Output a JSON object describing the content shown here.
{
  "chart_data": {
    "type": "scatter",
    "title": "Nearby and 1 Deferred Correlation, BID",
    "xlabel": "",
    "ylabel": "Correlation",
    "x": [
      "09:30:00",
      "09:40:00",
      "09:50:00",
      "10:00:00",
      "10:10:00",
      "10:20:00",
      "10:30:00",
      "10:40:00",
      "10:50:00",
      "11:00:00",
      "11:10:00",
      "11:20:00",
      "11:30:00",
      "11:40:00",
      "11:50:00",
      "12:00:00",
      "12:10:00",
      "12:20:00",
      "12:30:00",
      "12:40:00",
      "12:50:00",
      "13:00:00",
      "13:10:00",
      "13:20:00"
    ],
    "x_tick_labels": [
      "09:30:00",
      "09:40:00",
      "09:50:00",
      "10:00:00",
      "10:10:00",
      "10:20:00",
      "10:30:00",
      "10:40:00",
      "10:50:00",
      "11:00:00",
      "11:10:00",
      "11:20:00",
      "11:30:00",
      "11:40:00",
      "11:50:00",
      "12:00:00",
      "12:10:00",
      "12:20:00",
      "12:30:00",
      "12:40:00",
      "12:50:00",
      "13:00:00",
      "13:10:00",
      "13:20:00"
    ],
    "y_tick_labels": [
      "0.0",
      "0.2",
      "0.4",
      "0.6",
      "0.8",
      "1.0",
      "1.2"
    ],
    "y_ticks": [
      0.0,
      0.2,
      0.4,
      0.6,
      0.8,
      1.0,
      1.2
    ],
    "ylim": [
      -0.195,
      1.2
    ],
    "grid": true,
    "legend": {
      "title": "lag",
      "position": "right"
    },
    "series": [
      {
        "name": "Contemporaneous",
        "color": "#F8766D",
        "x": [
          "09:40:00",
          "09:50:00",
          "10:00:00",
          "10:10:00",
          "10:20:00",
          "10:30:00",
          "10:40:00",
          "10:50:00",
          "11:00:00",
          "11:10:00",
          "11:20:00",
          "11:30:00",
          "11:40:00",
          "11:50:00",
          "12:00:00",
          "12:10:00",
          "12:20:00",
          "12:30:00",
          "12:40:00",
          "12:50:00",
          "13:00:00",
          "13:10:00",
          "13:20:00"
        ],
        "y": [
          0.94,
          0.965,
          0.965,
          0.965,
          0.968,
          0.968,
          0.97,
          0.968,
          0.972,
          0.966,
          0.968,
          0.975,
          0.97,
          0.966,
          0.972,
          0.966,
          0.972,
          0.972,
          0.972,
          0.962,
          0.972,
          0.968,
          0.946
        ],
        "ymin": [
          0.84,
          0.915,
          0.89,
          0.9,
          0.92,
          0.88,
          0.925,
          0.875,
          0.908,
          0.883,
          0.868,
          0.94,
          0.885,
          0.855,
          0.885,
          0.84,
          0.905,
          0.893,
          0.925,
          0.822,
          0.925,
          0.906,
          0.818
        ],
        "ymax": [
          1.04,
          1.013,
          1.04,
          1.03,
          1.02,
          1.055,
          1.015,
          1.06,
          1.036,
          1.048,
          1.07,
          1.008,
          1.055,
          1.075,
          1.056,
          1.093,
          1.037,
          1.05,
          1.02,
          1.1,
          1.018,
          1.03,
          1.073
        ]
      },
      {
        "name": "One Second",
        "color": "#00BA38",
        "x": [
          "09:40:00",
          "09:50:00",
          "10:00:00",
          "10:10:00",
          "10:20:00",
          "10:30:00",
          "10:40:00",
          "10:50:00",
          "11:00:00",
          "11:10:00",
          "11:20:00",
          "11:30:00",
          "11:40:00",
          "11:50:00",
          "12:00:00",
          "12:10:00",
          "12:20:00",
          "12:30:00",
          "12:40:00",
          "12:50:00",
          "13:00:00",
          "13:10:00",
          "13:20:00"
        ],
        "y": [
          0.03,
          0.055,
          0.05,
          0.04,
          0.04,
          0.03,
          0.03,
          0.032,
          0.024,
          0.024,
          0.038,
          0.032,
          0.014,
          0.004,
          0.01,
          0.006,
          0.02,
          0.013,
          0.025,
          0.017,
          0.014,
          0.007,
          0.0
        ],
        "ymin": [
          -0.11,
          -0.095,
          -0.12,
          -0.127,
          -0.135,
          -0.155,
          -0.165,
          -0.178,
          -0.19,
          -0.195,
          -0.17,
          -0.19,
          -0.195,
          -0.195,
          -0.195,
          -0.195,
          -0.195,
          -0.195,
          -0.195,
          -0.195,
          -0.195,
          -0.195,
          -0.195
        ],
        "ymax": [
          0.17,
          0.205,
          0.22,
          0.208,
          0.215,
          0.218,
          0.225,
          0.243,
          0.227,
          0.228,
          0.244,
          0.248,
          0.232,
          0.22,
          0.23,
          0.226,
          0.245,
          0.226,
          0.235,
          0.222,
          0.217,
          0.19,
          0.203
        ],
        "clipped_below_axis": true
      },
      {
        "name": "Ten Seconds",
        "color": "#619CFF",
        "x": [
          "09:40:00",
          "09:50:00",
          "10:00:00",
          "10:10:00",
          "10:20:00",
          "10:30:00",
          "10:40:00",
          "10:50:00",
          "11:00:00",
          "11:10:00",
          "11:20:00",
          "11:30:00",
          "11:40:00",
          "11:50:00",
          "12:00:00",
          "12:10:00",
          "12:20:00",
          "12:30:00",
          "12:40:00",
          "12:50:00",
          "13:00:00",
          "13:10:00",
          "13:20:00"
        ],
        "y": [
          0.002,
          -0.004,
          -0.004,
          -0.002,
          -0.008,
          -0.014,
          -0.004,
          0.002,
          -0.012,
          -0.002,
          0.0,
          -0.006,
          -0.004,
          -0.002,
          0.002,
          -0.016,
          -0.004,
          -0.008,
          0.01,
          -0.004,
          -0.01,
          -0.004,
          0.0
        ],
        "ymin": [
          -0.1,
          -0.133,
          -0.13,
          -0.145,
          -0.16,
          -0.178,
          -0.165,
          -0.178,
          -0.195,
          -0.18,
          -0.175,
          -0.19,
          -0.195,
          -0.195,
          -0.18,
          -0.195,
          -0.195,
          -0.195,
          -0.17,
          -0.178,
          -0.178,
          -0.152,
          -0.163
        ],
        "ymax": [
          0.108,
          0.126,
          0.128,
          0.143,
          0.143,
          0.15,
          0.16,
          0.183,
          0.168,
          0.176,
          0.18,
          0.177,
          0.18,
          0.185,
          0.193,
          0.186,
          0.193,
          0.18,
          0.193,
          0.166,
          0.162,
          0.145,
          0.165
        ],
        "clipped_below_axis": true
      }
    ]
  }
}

----

Given exercise: Retype all of the material, keeping each line exact.

Output of the exercise:
Output a JSON object describing the content shown here.
{
  "chart_data": {
    "type": "scatter",
    "title": "Nearby and 1 Deferred Correlation, BID",
    "xlabel": "",
    "ylabel": "Correlation",
    "x": [
      "09:30:00",
      "09:40:00",
      "09:50:00",
      "10:00:00",
      "10:10:00",
      "10:20:00",
      "10:30:00",
      "10:40:00",
      "10:50:00",
      "11:00:00",
      "11:10:00",
      "11:20:00",
      "11:30:00",
      "11:40:00",
      "11:50:00",
      "12:00:00",
      "12:10:00",
      "12:20:00",
      "12:30:00",
      "12:40:00",
      "12:50:00",
      "13:00:00",
      "13:10:00",
      "13:20:00"
    ],
    "x_tick_labels": [
      "09:30:00",
      "09:40:00",
      "09:50:00",
      "10:00:00",
      "10:10:00",
      "10:20:00",
      "10:30:00",
      "10:40:00",
      "10:50:00",
      "11:00:00",
      "11:10:00",
      "11:20:00",
      "11:30:00",
      "11:40:00",
      "11:50:00",
      "12:00:00",
      "12:10:00",
      "12:20:00",
      "12:30:00",
      "12:40:00",
      "12:50:00",
      "13:00:00",
      "13:10:00",
      "13:20:00"
    ],
    "y_tick_labels": [
      "0.0",
      "0.2",
      "0.4",
      "0.6",
      "0.8",
      "1.0",
      "1.2"
    ],
    "y_ticks": [
      0.0,
      0.2,
      0.4,
      0.6,
      0.8,
      1.0,
      1.2
    ],
    "ylim": [
      -0.195,
      1.2
    ],
    "grid": true,
    "legend": {
      "title": "lag",
      "position": "right"
    },
    "series": [
      {
        "name": "Contemporaneous",
        "color": "#F8766D",
        "x": [
          "09:40:00",
          "09:50:00",
          "10:00:00",
          "10:10:00",
          "10:20:00",
          "10:30:00",
          "10:40:00",
          "10:50:00",
          "11:00:00",
          "11:10:00",
          "11:20:00",
          "11:30:00",
          "11:40:00",
          "11:50:00",
          "12:00:00",
          "12:10:00",
          "12:20:00",
          "12:30:00",
          "12:40:00",
          "12:50:00",
          "13:00:00",
          "13:10:00",
          "13:20:00"
        ],
        "y": [
          0.94,
          0.965,
          0.965,
          0.965,
          0.968,
          0.968,
          0.97,
          0.968,
          0.972,
          0.966,
          0.968,
          0.975,
          0.97,
          0.966,
          0.972,
          0.966,
          0.972,
          0.972,
          0.972,
          0.962,
          0.972,
          0.968,
          0.946
        ],
        "ymin": [
          0.84,
          0.915,
          0.89,
          0.9,
          0.92,
          0.88,
          0.925,
          0.875,
          0.908,
          0.883,
          0.868,
          0.94,
          0.885,
          0.855,
          0.885,
          0.84,
          0.905,
          0.893,
          0.925,
          0.822,
          0.925,
          0.906,
          0.818
        ],
        "ymax": [
          1.04,
          1.013,
          1.04,
          1.03,
          1.02,
          1.055,
          1.015,
          1.06,
          1.036,
          1.048,
          1.07,
          1.008,
          1.055,
          1.075,
          1.056,
          1.093,
          1.037,
          1.05,
          1.02,
          1.1,
          1.018,
          1.03,
          1.073
        ]
      },
      {
        "name": "One Second",
        "color": "#00BA38",
        "x": [
          "09:40:00",
          "09:50:00",
          "10:00:00",
          "10:10:00",
          "10:20:00",
          "10:30:00",
          "10:40:00",
          "10:50:00",
          "11:00:00",
          "11:10:00",
          "11:20:00",
          "11:30:00",
          "11:40:00",
          "11:50:00",
          "12:00:00",
          "12:10:00",
          "12:20:00",
          "12:30:00",
          "12:40:00",
          "12:50:00",
          "13:00:00",
          "13:10:00",
          "13:20:00"
        ],
        "y": [
          0.03,
          0.055,
          0.05,
          0.04,
          0.04,
          0.03,
          0.03,
          0.032,
          0.024,
          0.024,
          0.038,
          0.032,
          0.014,
          0.004,
          0.01,
          0.006,
          0.02,
          0.013,
          0.025,
          0.017,
          0.014,
          0.007,
          0.0
        ],
        "ymin": [
          -0.11,
          -0.095,
          -0.12,
          -0.127,
          -0.135,
          -0.155,
          -0.165,
          -0.178,
          -0.19,
          -0.195,
          -0.17,
          -0.19,
          -0.195,
          -0.195,
          -0.195,
          -0.195,
          -0.195,
          -0.195,
          -0.195,
          -0.195,
          -0.195,
          -0.195,
          -0.195
        ],
        "ymax": [
          0.17,
          0.205,
          0.22,
          0.208,
          0.215,
          0.218,
          0.225,
          0.243,
          0.227,
          0.228,
          0.244,
          0.248,
          0.232,
          0.22,
          0.23,
          0.226,
          0.245,
          0.226,
          0.235,
          0.222,
          0.217,
          0.19,
          0.203
        ],
        "clipped_below_axis": true
      },
      {
        "name": "Ten Seconds",
        "color": "#619CFF",
        "x": [
          "09:40:00",
          "09:50:00",
          "10:00:00",
          "10:10:00",
          "10:20:00",
          "10:30:00",
          "10:40:00",
          "10:50:00",
          "11:00:00",
          "11:10:00",
          "11:20:00",
          "11:30:00",
          "11:40:00",
          "11:50:00",
          "12:00:00",
          "12:10:00",
          "12:20:00",
          "12:30:00",
          "12:40:00",
          "12:50:00",
          "13:00:00",
          "13:10:00",
          "13:20:00"
        ],
        "y": [
          0.002,
          -0.004,
          -0.004,
          -0.002,
          -0.008,
          -0.014,
          -0.004,
          0.002,
          -0.012,
          -0.002,
          0.0,
          -0.006,
          -0.004,
          -0.002,
          0.002,
          -0.016,
          -0.004,
          -0.008,
          0.01,
          -0.004,
          -0.01,
          -0.004,
          0.0
        ],
        "ymin": [
          -0.1,
          -0.133,
          -0.13,
          -0.145,
          -0.16,
          -0.178,
          -0.165,
          -0.178,
          -0.195,
          -0.18,
          -0.175,
          -0.19,
          -0.195,
          -0.195,
          -0.18,
          -0.195,
          -0.195,
          -0.195,
          -0.17,
          -0.178,
          -0.178,
          -0.152,
          -0.163
        ],
        "ymax": [
          0.108,
          0.126,
          0.128,
          0.143,
          0.143,
          0.15,
          0.16,
          0.183,
          0.168,
          0.176,
          0.18,
          0.177,
          0.18,
          0.185,
          0.193,
          0.186,
          0.193,
          0.18,
          0.193,
          0.166,
          0.162,
          0.145,
          0.165
        ],
        "clipped_below_axis": true
      }
    ]
  }
}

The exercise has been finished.